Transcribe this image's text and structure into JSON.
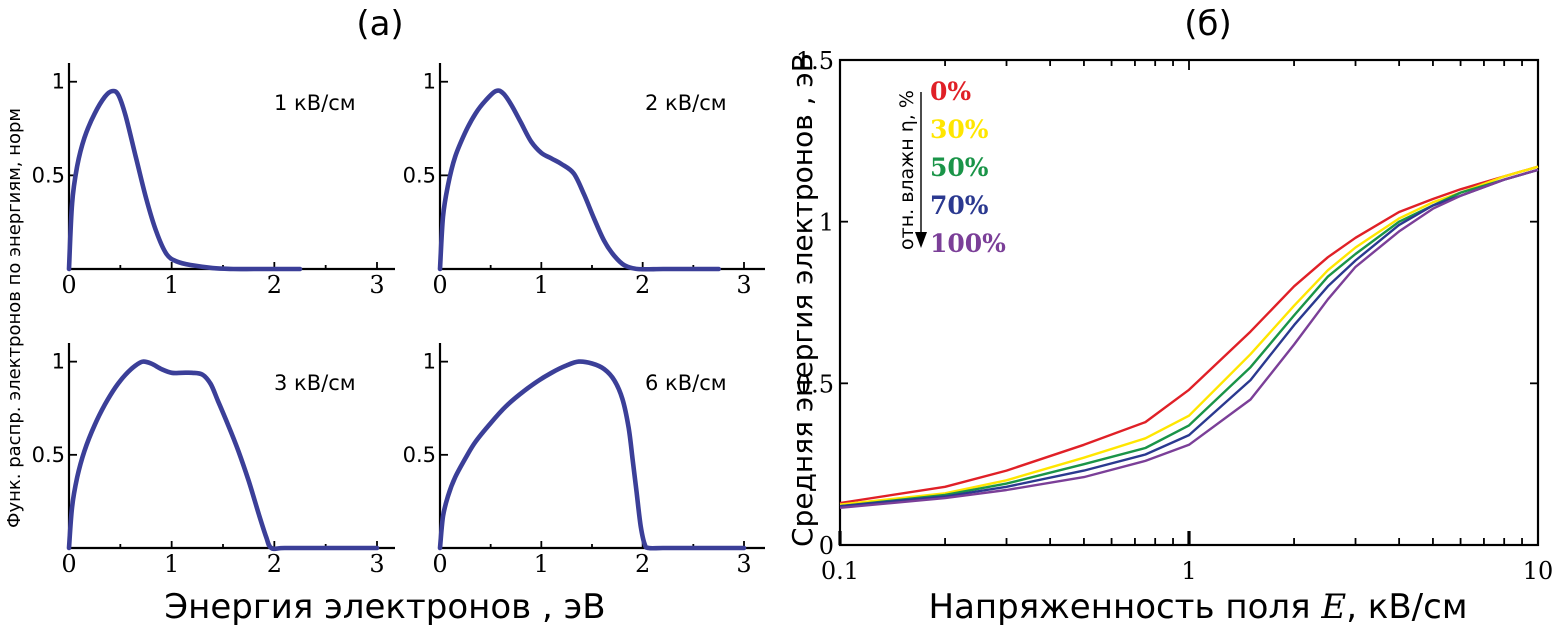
{
  "figure": {
    "panel_a_label": "(a)",
    "panel_b_label": "(б)"
  },
  "chart_data": [
    {
      "type": "line",
      "title": "(a)",
      "ylabel": "Функ. распр. электронов по энергиям, норм",
      "xlabel": "Энергия электронов , эВ",
      "xlim": [
        0,
        3
      ],
      "ylim": [
        0,
        1.1
      ],
      "x_ticks": [
        "0",
        "1",
        "2",
        "3"
      ],
      "y_ticks": [
        "0.5",
        "1"
      ],
      "color": "#3b3f98",
      "subplots": [
        {
          "label": "1 кВ/см",
          "x": [
            0,
            0.03,
            0.08,
            0.15,
            0.25,
            0.35,
            0.42,
            0.48,
            0.55,
            0.65,
            0.75,
            0.85,
            0.95,
            1.05,
            1.2,
            1.4,
            1.6,
            1.8,
            2.0,
            2.25
          ],
          "y": [
            0,
            0.35,
            0.55,
            0.7,
            0.83,
            0.92,
            0.95,
            0.93,
            0.82,
            0.6,
            0.38,
            0.2,
            0.08,
            0.04,
            0.02,
            0.005,
            0,
            0,
            0,
            0
          ]
        },
        {
          "label": "2 кВ/см",
          "x": [
            0,
            0.03,
            0.08,
            0.15,
            0.25,
            0.35,
            0.45,
            0.55,
            0.62,
            0.7,
            0.8,
            0.9,
            1.0,
            1.1,
            1.2,
            1.32,
            1.42,
            1.52,
            1.62,
            1.72,
            1.82,
            1.95,
            2.2,
            2.5,
            2.75
          ],
          "y": [
            0,
            0.28,
            0.45,
            0.6,
            0.73,
            0.83,
            0.9,
            0.95,
            0.94,
            0.88,
            0.78,
            0.68,
            0.62,
            0.59,
            0.56,
            0.51,
            0.4,
            0.27,
            0.15,
            0.07,
            0.02,
            0,
            0,
            0,
            0
          ]
        },
        {
          "label": "3 кВ/см",
          "x": [
            0,
            0.03,
            0.08,
            0.15,
            0.25,
            0.35,
            0.45,
            0.55,
            0.65,
            0.72,
            0.8,
            0.9,
            1.0,
            1.1,
            1.2,
            1.3,
            1.38,
            1.45,
            1.55,
            1.65,
            1.75,
            1.85,
            1.92,
            1.97,
            2.1,
            2.5,
            3.0
          ],
          "y": [
            0,
            0.22,
            0.38,
            0.52,
            0.66,
            0.77,
            0.86,
            0.93,
            0.98,
            1.0,
            0.99,
            0.96,
            0.94,
            0.94,
            0.94,
            0.93,
            0.88,
            0.79,
            0.66,
            0.52,
            0.36,
            0.18,
            0.06,
            0,
            0,
            0,
            0
          ]
        },
        {
          "label": "6 кВ/см",
          "x": [
            0,
            0.03,
            0.08,
            0.15,
            0.25,
            0.35,
            0.5,
            0.65,
            0.8,
            0.95,
            1.1,
            1.25,
            1.37,
            1.5,
            1.62,
            1.72,
            1.8,
            1.86,
            1.9,
            1.94,
            1.98,
            2.02,
            2.06,
            2.2,
            2.5,
            3.0
          ],
          "y": [
            0,
            0.17,
            0.28,
            0.38,
            0.48,
            0.57,
            0.67,
            0.76,
            0.83,
            0.89,
            0.94,
            0.98,
            1.0,
            0.99,
            0.96,
            0.9,
            0.8,
            0.65,
            0.48,
            0.3,
            0.12,
            0.02,
            0,
            0,
            0,
            0
          ]
        }
      ]
    },
    {
      "type": "line",
      "title": "(б)",
      "xlabel": "Напряженность поля E, кВ/см",
      "xlabel_parts": {
        "before": "Напряженность поля ",
        "var": "E",
        "after": ", кВ/см"
      },
      "ylabel": "Средняя энергия электронов , эВ",
      "x_scale": "log",
      "xlim": [
        0.1,
        10
      ],
      "ylim": [
        0,
        1.5
      ],
      "x_ticks": [
        "0.1",
        "1",
        "10"
      ],
      "y_ticks": [
        "0",
        "0.5",
        "1",
        "1.5"
      ],
      "legend_title": "отн. влажн η, %",
      "legend_placement": "top-left",
      "x": [
        0.1,
        0.2,
        0.3,
        0.5,
        0.75,
        1.0,
        1.5,
        2.0,
        2.5,
        3.0,
        4.0,
        5.0,
        6.0,
        8.0,
        10.0
      ],
      "series": [
        {
          "name": "0%",
          "color": "#e02027",
          "values": [
            0.13,
            0.18,
            0.23,
            0.31,
            0.38,
            0.48,
            0.66,
            0.8,
            0.89,
            0.95,
            1.03,
            1.07,
            1.1,
            1.14,
            1.17
          ]
        },
        {
          "name": "30%",
          "color": "#ffe600",
          "values": [
            0.125,
            0.16,
            0.2,
            0.27,
            0.33,
            0.4,
            0.59,
            0.74,
            0.85,
            0.92,
            1.01,
            1.06,
            1.09,
            1.14,
            1.17
          ]
        },
        {
          "name": "50%",
          "color": "#1a9448",
          "values": [
            0.12,
            0.155,
            0.19,
            0.25,
            0.3,
            0.37,
            0.55,
            0.71,
            0.83,
            0.9,
            1.0,
            1.05,
            1.09,
            1.13,
            1.16
          ]
        },
        {
          "name": "70%",
          "color": "#2b3990",
          "values": [
            0.12,
            0.15,
            0.18,
            0.23,
            0.28,
            0.34,
            0.51,
            0.68,
            0.8,
            0.88,
            0.99,
            1.05,
            1.08,
            1.13,
            1.16
          ]
        },
        {
          "name": "100%",
          "color": "#7b3f98",
          "values": [
            0.115,
            0.145,
            0.17,
            0.21,
            0.26,
            0.31,
            0.45,
            0.62,
            0.76,
            0.86,
            0.97,
            1.04,
            1.08,
            1.13,
            1.16
          ]
        }
      ]
    }
  ]
}
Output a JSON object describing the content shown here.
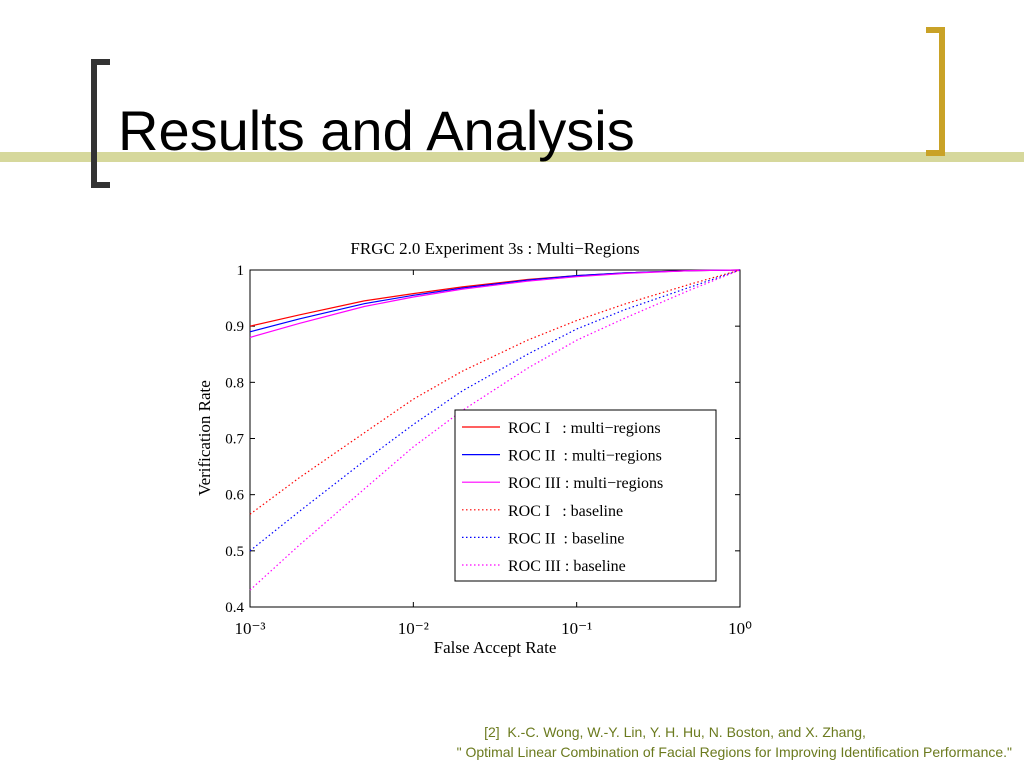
{
  "slide": {
    "title": "Results and Analysis",
    "citation": [
      "[2]  K.-C. Wong, W.-Y. Lin, Y. H. Hu, N. Boston, and X. Zhang,",
      "\" Optimal Linear Combination of Facial Regions for Improving Identification Performance.\""
    ]
  },
  "chart_data": {
    "type": "line",
    "title": "FRGC 2.0 Experiment 3s : Multi−Regions",
    "x_label": "False Accept Rate",
    "y_label": "Verification Rate",
    "x_scale": "log",
    "xlim": [
      0.001,
      1
    ],
    "ylim": [
      0.4,
      1
    ],
    "xticks": [
      {
        "value": 0.001,
        "label": "10⁻³"
      },
      {
        "value": 0.01,
        "label": "10⁻²"
      },
      {
        "value": 0.1,
        "label": "10⁻¹"
      },
      {
        "value": 1,
        "label": "10⁰"
      }
    ],
    "yticks": [
      0.4,
      0.5,
      0.6,
      0.7,
      0.8,
      0.9,
      1
    ],
    "legend": "lower right",
    "x": [
      0.001,
      0.002,
      0.005,
      0.01,
      0.02,
      0.05,
      0.1,
      0.2,
      0.5,
      1
    ],
    "series": [
      {
        "name": "ROC I   : multi−regions",
        "color": "#ff0000",
        "style": "solid",
        "values": [
          0.9,
          0.92,
          0.945,
          0.958,
          0.97,
          0.983,
          0.99,
          0.995,
          0.999,
          1
        ]
      },
      {
        "name": "ROC II  : multi−regions",
        "color": "#0000ff",
        "style": "solid",
        "values": [
          0.89,
          0.913,
          0.94,
          0.955,
          0.968,
          0.982,
          0.99,
          0.995,
          0.999,
          1
        ]
      },
      {
        "name": "ROC III : multi−regions",
        "color": "#ff00ff",
        "style": "solid",
        "values": [
          0.88,
          0.905,
          0.935,
          0.952,
          0.966,
          0.98,
          0.988,
          0.994,
          0.999,
          1
        ]
      },
      {
        "name": "ROC I   : baseline",
        "color": "#ff0000",
        "style": "dotted",
        "values": [
          0.565,
          0.63,
          0.71,
          0.77,
          0.82,
          0.875,
          0.91,
          0.94,
          0.975,
          1
        ]
      },
      {
        "name": "ROC II  : baseline",
        "color": "#0000ff",
        "style": "dotted",
        "values": [
          0.5,
          0.57,
          0.66,
          0.725,
          0.785,
          0.85,
          0.895,
          0.93,
          0.97,
          1
        ]
      },
      {
        "name": "ROC III : baseline",
        "color": "#ff00ff",
        "style": "dotted",
        "values": [
          0.43,
          0.51,
          0.61,
          0.685,
          0.75,
          0.825,
          0.875,
          0.915,
          0.965,
          1
        ]
      }
    ]
  }
}
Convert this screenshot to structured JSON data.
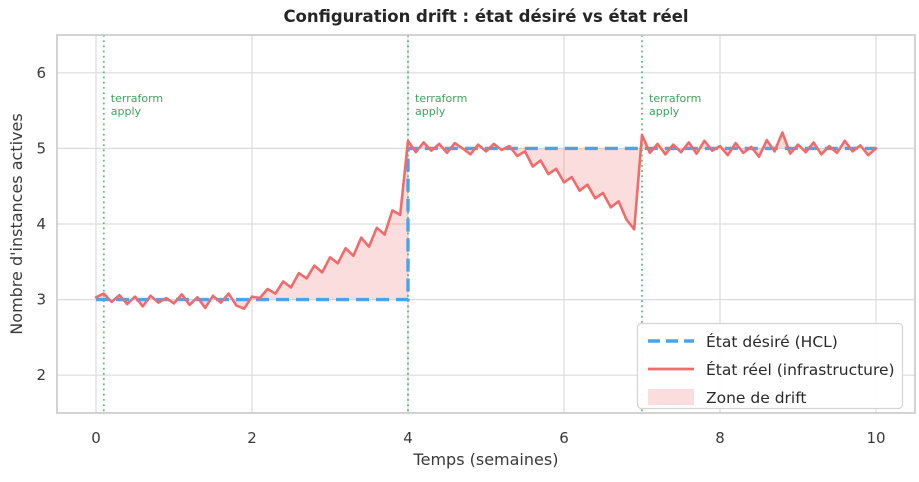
{
  "chart_data": {
    "type": "line",
    "title": "Configuration drift : état désiré vs état réel",
    "xlabel": "Temps (semaines)",
    "ylabel": "Nombre d'instances actives",
    "xlim": [
      -0.5,
      10.5
    ],
    "ylim": [
      1.5,
      6.5
    ],
    "xticks": [
      0,
      2,
      4,
      6,
      8,
      10
    ],
    "yticks": [
      2,
      3,
      4,
      5,
      6
    ],
    "grid": true,
    "grid_color": "#dcdcdc",
    "frame_color": "#c8c8c8",
    "legend_position": "lower right",
    "apply_line_color": "#4cb870",
    "apply_text_color": "#3fa35c",
    "annotations": [
      {
        "x": 0.1,
        "lines": [
          "terraform",
          "apply"
        ]
      },
      {
        "x": 4.0,
        "lines": [
          "terraform",
          "apply"
        ]
      },
      {
        "x": 7.0,
        "lines": [
          "terraform",
          "apply"
        ]
      }
    ],
    "series": [
      {
        "name": "État désiré (HCL)",
        "kind": "step",
        "color": "#4da3e8",
        "line_style": "dashed",
        "points": [
          [
            0,
            3
          ],
          [
            4,
            3
          ],
          [
            4,
            5
          ],
          [
            10,
            5
          ]
        ]
      },
      {
        "name": "État réel (infrastructure)",
        "kind": "noisy-line",
        "color": "#f26b6b",
        "line_style": "solid",
        "x_start": 0,
        "x_step": 0.1,
        "values": [
          3.03,
          3.08,
          2.97,
          3.06,
          2.94,
          3.04,
          2.91,
          3.05,
          2.96,
          3.02,
          2.95,
          3.07,
          2.93,
          3.03,
          2.89,
          3.05,
          2.96,
          3.08,
          2.92,
          2.88,
          3.04,
          3.02,
          3.14,
          3.08,
          3.24,
          3.16,
          3.35,
          3.28,
          3.45,
          3.36,
          3.56,
          3.48,
          3.68,
          3.58,
          3.82,
          3.7,
          3.95,
          3.86,
          4.18,
          4.12,
          5.1,
          4.95,
          5.08,
          4.97,
          5.06,
          4.94,
          5.07,
          5.0,
          4.92,
          5.05,
          4.96,
          5.06,
          4.98,
          5.03,
          4.9,
          4.96,
          4.76,
          4.84,
          4.66,
          4.73,
          4.55,
          4.62,
          4.44,
          4.52,
          4.34,
          4.41,
          4.22,
          4.3,
          4.06,
          3.93,
          5.18,
          4.94,
          5.06,
          4.92,
          5.05,
          4.95,
          5.08,
          4.93,
          5.1,
          4.97,
          5.03,
          4.91,
          5.07,
          4.94,
          5.02,
          4.89,
          5.11,
          4.96,
          5.21,
          4.93,
          5.05,
          4.95,
          5.08,
          4.92,
          5.03,
          4.94,
          5.1,
          4.96,
          5.04,
          4.91,
          5.0
        ]
      },
      {
        "name": "Zone de drift",
        "kind": "fill-between",
        "between": [
          0,
          1
        ],
        "color": "#f28585",
        "fill_opacity": 0.28
      }
    ]
  }
}
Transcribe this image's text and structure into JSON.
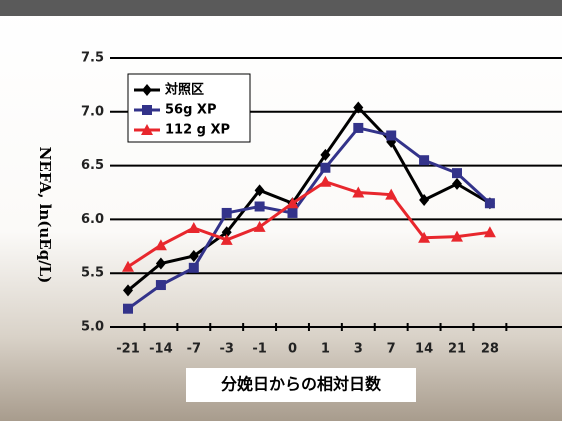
{
  "chart_data": {
    "type": "line",
    "y_label": "NEFA, ln(uEq/L)",
    "x_label": "分娩日からの相対日数",
    "categories": [
      "-21",
      "-14",
      "-7",
      "-3",
      "-1",
      "0",
      "1",
      "3",
      "7",
      "14",
      "21",
      "28"
    ],
    "series": [
      {
        "name": "対照区",
        "color": "#000000",
        "marker": "diamond",
        "values": [
          5.34,
          5.59,
          5.66,
          5.88,
          6.27,
          6.15,
          6.6,
          7.04,
          6.72,
          6.18,
          6.33,
          6.15
        ]
      },
      {
        "name": "56g XP",
        "color": "#33338a",
        "marker": "square",
        "values": [
          5.17,
          5.39,
          5.55,
          6.06,
          6.12,
          6.06,
          6.48,
          6.85,
          6.78,
          6.55,
          6.43,
          6.15
        ]
      },
      {
        "name": "112 g XP",
        "color": "#e8272d",
        "marker": "triangle",
        "values": [
          5.56,
          5.76,
          5.92,
          5.81,
          5.93,
          6.15,
          6.35,
          6.25,
          6.23,
          5.83,
          5.84,
          5.88
        ]
      }
    ],
    "ylim": [
      5,
      7.5
    ],
    "yticks": [
      {
        "value": 5,
        "label": "5.0"
      },
      5.5,
      {
        "value": 6,
        "label": "6.0"
      },
      6.5,
      {
        "value": 7,
        "label": "7.0"
      },
      7.5
    ],
    "grid": true
  }
}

*Stated problem*:
Which lines contain "ylabel"? Copy each of them.

*Exercise output*:
      "ylabel": "Функ. распр. электронов по энергиям, норм",
      "ylabel": "Средняя энергия электронов , эВ",
    "ylabel": "Nombre d'instances actives",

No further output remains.